Cargos estratégicos são preenchidos majoritariamente por homens e mulheres brancas
Por Eugênia Lopes — Especial para República.org
Dados do Anuário de Gestão de Pessoas no Serviço Público, recém-lançado pela República.org, mostram que cinco em cada dez servidores públicos se identificam como negros (52,6%). Essa maioria no funcionalismo não se traduz, no entanto, em posições de lideranças: as pessoas negras ocupam apenas 41,2% dos cargos de chefia.
Segundo o Censo de 2022, a população brasileira é formada por 56,2% de pessoas que se declaram pretas ou pardas. Ou seja, apesar de serem maioria, as pessoas negras estão sub-representadas na burocracia estatal brasileira.
Para Vanessa Campagnac, gerente de Dados da República.org, é preciso transformar essa realidade com medidas contínuas e estruturais. “Reforçar a questão da diversidade é muito importante. A gente tem que continuar perseguindo isso porque é um processo. Essa é uma característica da nossa sociedade que não vai mudar da noite para o dia. São medidas que podem ser feitas incrementalmente para conseguirmos maior diversidade”, defende.
Projeto de Lei 1958/2021: ampliação das cotas raciais é necessária?
Uma dessas medidas é o Projeto de Lei 1958/2021, que amplia de 20% para 30% o percentual de vagas destinadas a cotas raciais. Em tramitação na Câmara, a proposta ganhou regime de urgência, e a expectativa é que sua votação seja concluída ainda em novembro, quando se celebra o Mês da Consciência Negra.
Mulheres negras: protagonismo no serviço público, mas longe do topo da hierarquia
De acordo com o Anuário de Gestão de Pessoas do Serviço Público, a maior parte dos profissionais públicos nas três esferas (União, estados e municípios) é de mulheres negras (29,3%), seguidas de 26,8% de mulheres brancas. Logo depois vêm 23,3% de homens negros, seguidos de 19,2% de homens brancos. Homens e mulheres de outra cor/raça somam juntos 1,4%.
Os dados mostram que nos municípios a proporção de pessoas negras ultrapassa a de pessoas brancas: 56,6% contra 42,3%. Já na administração federal essa proporção se inverte: há mais profissionais que se consideram brancos (53,8%), contra 43,9% que se consideram negros.
Profissionais públicos por cor/raça e esfera federativa no Brasil — 1º trimestre de 2024 (números absolutos e valores percentuais)
A desigualdade racial nos cargos de liderança pública no Brasil
As pessoas negras estão sub-representadas no serviço público e mais distantes de ocupar os cargos mais altos na hierarquia dos governos federal, estadual e municipal. A baixa representatividade racial é ainda mais desigual quanto mais alto é o cargo na estrutura da administração pública. Profissionais públicos com cargos de liderança são em sua maioria homens brancos (29,2%), seguidos por mulheres brancas (28,1%). Bem abaixo estão as mulheres negras (21,0%), seguidas por homens negros (20,2%).

________________________________________

* **ENUNCIADO**:
Reescreva em forma de lista o parágrafo do texto sobre servidores públicos que começa com "De acordo com o Anuário de Gestão", mantendo seus dados principais. Os registros vêm de outra fonte, sem relação com o texto sobre servidores públicos.

* **DADOS**:
________________________________________

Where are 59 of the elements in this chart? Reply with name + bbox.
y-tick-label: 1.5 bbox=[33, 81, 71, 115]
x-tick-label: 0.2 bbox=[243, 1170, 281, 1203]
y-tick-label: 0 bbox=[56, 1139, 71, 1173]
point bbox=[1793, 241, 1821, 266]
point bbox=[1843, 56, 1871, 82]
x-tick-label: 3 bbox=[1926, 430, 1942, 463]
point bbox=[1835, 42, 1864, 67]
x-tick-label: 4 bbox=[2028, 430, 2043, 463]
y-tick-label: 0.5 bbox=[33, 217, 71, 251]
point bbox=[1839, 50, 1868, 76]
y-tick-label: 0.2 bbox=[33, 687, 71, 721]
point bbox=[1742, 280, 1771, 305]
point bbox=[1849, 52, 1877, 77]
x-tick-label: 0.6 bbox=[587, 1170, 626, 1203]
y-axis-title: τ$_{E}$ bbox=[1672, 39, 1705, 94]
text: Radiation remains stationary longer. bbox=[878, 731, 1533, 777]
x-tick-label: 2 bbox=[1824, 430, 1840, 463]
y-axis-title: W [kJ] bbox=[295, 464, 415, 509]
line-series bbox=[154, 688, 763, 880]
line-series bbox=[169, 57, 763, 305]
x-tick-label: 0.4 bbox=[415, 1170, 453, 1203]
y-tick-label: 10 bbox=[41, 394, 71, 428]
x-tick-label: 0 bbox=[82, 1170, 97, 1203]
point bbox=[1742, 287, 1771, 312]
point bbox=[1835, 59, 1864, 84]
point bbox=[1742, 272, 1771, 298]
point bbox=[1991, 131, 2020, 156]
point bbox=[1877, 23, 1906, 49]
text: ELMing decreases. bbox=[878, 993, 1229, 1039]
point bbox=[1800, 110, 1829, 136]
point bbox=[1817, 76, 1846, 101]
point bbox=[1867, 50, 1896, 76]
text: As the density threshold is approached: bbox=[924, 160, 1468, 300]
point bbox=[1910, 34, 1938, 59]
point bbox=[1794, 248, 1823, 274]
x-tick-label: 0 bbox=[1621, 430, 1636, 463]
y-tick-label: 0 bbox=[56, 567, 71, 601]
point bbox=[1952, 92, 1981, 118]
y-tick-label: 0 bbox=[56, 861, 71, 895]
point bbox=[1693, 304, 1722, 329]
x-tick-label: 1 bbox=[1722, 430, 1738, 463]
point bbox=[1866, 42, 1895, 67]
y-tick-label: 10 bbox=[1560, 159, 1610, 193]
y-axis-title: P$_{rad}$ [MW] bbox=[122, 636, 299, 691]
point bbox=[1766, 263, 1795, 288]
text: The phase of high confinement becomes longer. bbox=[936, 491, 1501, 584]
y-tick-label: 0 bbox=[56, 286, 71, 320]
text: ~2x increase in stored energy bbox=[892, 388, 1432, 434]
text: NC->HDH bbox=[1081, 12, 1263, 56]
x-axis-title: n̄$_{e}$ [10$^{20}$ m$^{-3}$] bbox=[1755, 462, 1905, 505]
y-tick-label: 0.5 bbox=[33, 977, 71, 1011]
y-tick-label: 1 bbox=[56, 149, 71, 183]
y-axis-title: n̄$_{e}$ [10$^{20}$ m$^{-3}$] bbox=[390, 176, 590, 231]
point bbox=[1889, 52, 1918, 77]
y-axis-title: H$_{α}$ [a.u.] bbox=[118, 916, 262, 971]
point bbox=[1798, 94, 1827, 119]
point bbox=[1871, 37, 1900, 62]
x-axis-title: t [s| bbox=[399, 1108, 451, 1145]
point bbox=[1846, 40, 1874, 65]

________________________________________

* **RESPOSTA**:
Profissionais públicos nas três esferas (União, estados e municípios), segundo o Anuário de Gestão de Pessoas do Serviço Público:
- Mulheres negras: 29,3% (a maior parte)
- Mulheres brancas: 26,8%
- Homens negros: 23,3%
- Homens brancos: 19,2%
- Homens e mulheres de outra cor/raça: 1,4% somados